- _MATERIAL FOR THIS EXERCISE_:
▼

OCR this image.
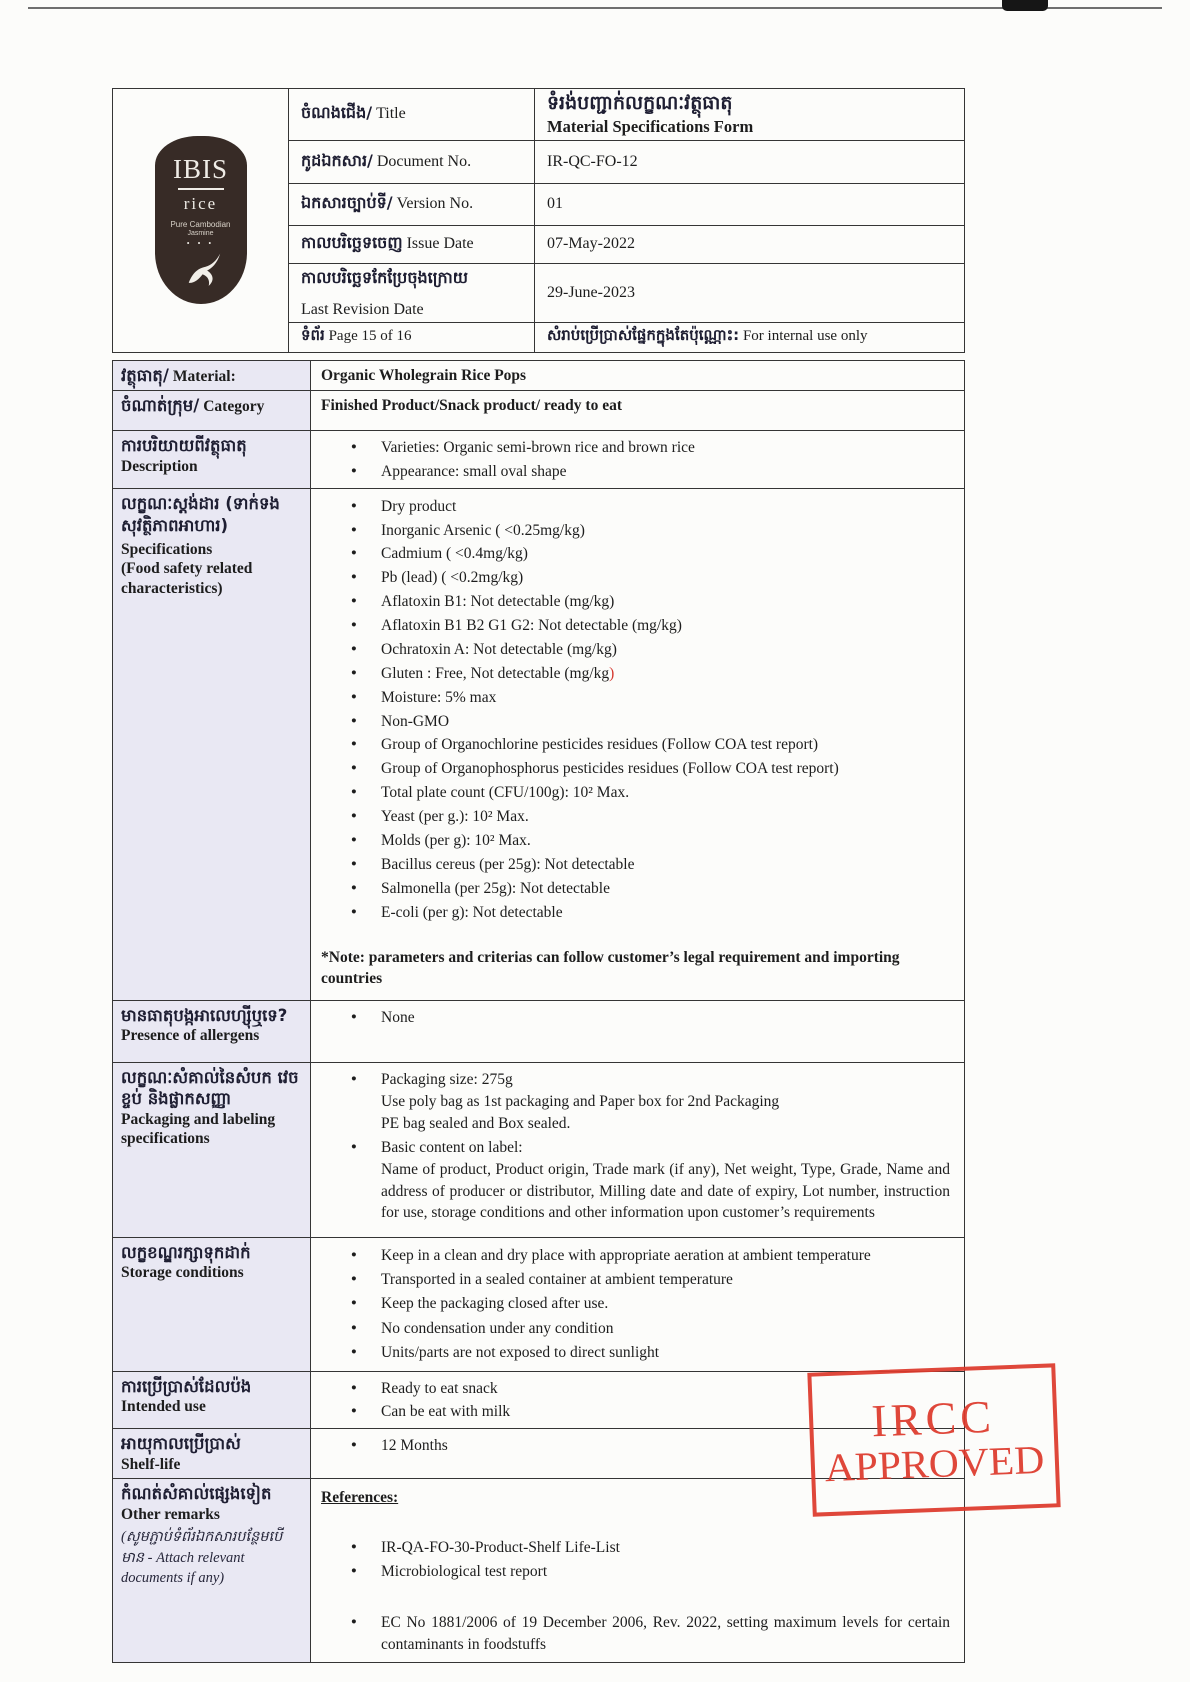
IBIS
rice
Pure Cambodian
Jasmine
• • •
	ចំណងជើង/ Title	ទំរង់បញ្ជាក់លក្ខណៈវត្ថុធាតុ
Material Specifications Form

	កូដឯកសារ/ Document No.	IR-QC-FO-12
	ឯកសារច្បាប់ទី/ Version No.	01
	កាលបរិច្ឆេទចេញ Issue Date	07-May-2022

	កាលបរិច្ឆេទកែប្រែចុងក្រោយ
Last Revision Date	29-June-2023
	ទំព័រ Page 15 of 16	សំរាប់ប្រើប្រាស់ផ្នែកក្នុងតែប៉ុណ្ណោះ: For internal use only
វត្ថុធាតុ/ Material:	Organic Wholegrain Rice Pops

ចំណាត់ក្រុម/ Category	Finished Product/Snack product/ ready to eat

ការបរិយាយពីវត្ថុធាតុ
Description

●	Varieties: Organic semi-brown rice and brown rice
●	Appearance: small oval shape

លក្ខណៈស្តង់ដារ (ទាក់ទងសុវត្ថិភាពអាហារ)
Specifications
(Food safety related characteristics)

●	Dry product
●	Inorganic Arsenic ( <0.25mg/kg)
●	Cadmium ( <0.4mg/kg)
●	Pb (lead) ( <0.2mg/kg)
●	Aflatoxin B1: Not detectable (mg/kg)
●	Aflatoxin B1 B2 G1 G2: Not detectable (mg/kg)
●	Ochratoxin A: Not detectable (mg/kg)
●	Gluten : Free, Not detectable (mg/kg)
●	Moisture: 5% max
●	Non-GMO
●	Group of Organochlorine pesticides residues (Follow COA test report)
●	Group of Organophosphorus pesticides residues (Follow COA test report)
●	Total plate count (CFU/100g): 10² Max.
●	Yeast (per g.): 10² Max.
●	Molds (per g): 10² Max.
●	Bacillus cereus (per 25g): Not detectable
●	Salmonella (per 25g): Not detectable
●	E-coli (per g): Not detectable
*Note: parameters and criterias can follow customer’s legal requirement and importing countries

មានធាតុបង្កអាលេហ្ស៊ីឬទេ?
Presence of allergens	● None

លក្ខណៈសំគាល់នៃសំបក វេចខ្ចប់ និងផ្លាកសញ្ញា
Packaging and labeling specifications

●	Packaging size: 275g
Use poly bag as 1st packaging and Paper box for 2nd Packaging
PE bag sealed and Box sealed.
●	Basic content on label:
Name of product, Product origin, Trade mark (if any), Net weight, Type, Grade, Name and address of producer or distributor, Milling date and date of expiry, Lot number, instruction for use, storage conditions and other information upon customer’s requirements

លក្ខខណ្ឌរក្សាទុកដាក់
Storage conditions

●	Keep in a clean and dry place with appropriate aeration at ambient temperature
●	Transported in a sealed container at ambient temperature
●	Keep the packaging closed after use.
●	No condensation under any condition
●	Units/parts are not exposed to direct sunlight

ការប្រើប្រាស់ដែលប៉ង
Intended use

●	Ready to eat snack
●	Can be eat with milk

អាយុកាលប្រើប្រាស់
Shelf-life	● 12 Months

កំណត់សំគាល់ផ្សេងទៀត
Other remarks
(សូមភ្ជាប់ទំព័រឯកសារបន្ថែមបើមាន - Attach relevant documents if any)

References:
●	IR-QA-FO-30-Product-Shelf Life-List
●	Microbiological test report
●	EC No 1881/2006 of 19 December 2006, Rev. 2022, setting maximum levels for certain contaminants in foodstuffs
IRCC
APPROVED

▲

- _WORK REQUIRED_: Please copy out the material above exactly, with the images removed.

- _TASK RESULT_:
OCR this image.
IBIS
rice
Pure Cambodian
Jasmine
• • •
	ចំណងជើង/ Title	ទំរង់បញ្ជាក់លក្ខណៈវត្ថុធាតុ
Material Specifications Form

	កូដឯកសារ/ Document No.	IR-QC-FO-12
	ឯកសារច្បាប់ទី/ Version No.	01
	កាលបរិច្ឆេទចេញ Issue Date	07-May-2022

	កាលបរិច្ឆេទកែប្រែចុងក្រោយ
Last Revision Date	29-June-2023
	ទំព័រ Page 15 of 16	សំរាប់ប្រើប្រាស់ផ្នែកក្នុងតែប៉ុណ្ណោះ: For internal use only
វត្ថុធាតុ/ Material:	Organic Wholegrain Rice Pops

ចំណាត់ក្រុម/ Category	Finished Product/Snack product/ ready to eat

ការបរិយាយពីវត្ថុធាតុ
Description

●	Varieties: Organic semi-brown rice and brown rice
●	Appearance: small oval shape

លក្ខណៈស្តង់ដារ (ទាក់ទងសុវត្ថិភាពអាហារ)
Specifications
(Food safety related characteristics)

●	Dry product
●	Inorganic Arsenic ( <0.25mg/kg)
●	Cadmium ( <0.4mg/kg)
●	Pb (lead) ( <0.2mg/kg)
●	Aflatoxin B1: Not detectable (mg/kg)
●	Aflatoxin B1 B2 G1 G2: Not detectable (mg/kg)
●	Ochratoxin A: Not detectable (mg/kg)
●	Gluten : Free, Not detectable (mg/kg)
●	Moisture: 5% max
●	Non-GMO
●	Group of Organochlorine pesticides residues (Follow COA test report)
●	Group of Organophosphorus pesticides residues (Follow COA test report)
●	Total plate count (CFU/100g): 10² Max.
●	Yeast (per g.): 10² Max.
●	Molds (per g): 10² Max.
●	Bacillus cereus (per 25g): Not detectable
●	Salmonella (per 25g): Not detectable
●	E-coli (per g): Not detectable
*Note: parameters and criterias can follow customer’s legal requirement and importing countries

មានធាតុបង្កអាលេហ្ស៊ីឬទេ?
Presence of allergens	● None

លក្ខណៈសំគាល់នៃសំបក វេចខ្ចប់ និងផ្លាកសញ្ញា
Packaging and labeling specifications

●	Packaging size: 275g
Use poly bag as 1st packaging and Paper box for 2nd Packaging
PE bag sealed and Box sealed.
●	Basic content on label:
Name of product, Product origin, Trade mark (if any), Net weight, Type, Grade, Name and address of producer or distributor, Milling date and date of expiry, Lot number, instruction for use, storage conditions and other information upon customer’s requirements

លក្ខខណ្ឌរក្សាទុកដាក់
Storage conditions

●	Keep in a clean and dry place with appropriate aeration at ambient temperature
●	Transported in a sealed container at ambient temperature
●	Keep the packaging closed after use.
●	No condensation under any condition
●	Units/parts are not exposed to direct sunlight

ការប្រើប្រាស់ដែលប៉ង
Intended use

●	Ready to eat snack
●	Can be eat with milk

អាយុកាលប្រើប្រាស់
Shelf-life	● 12 Months

កំណត់សំគាល់ផ្សេងទៀត
Other remarks
(សូមភ្ជាប់ទំព័រឯកសារបន្ថែមបើមាន - Attach relevant documents if any)

References:
●	IR-QA-FO-30-Product-Shelf Life-List
●	Microbiological test report
●	EC No 1881/2006 of 19 December 2006, Rev. 2022, setting maximum levels for certain contaminants in foodstuffs
IRCC
APPROVED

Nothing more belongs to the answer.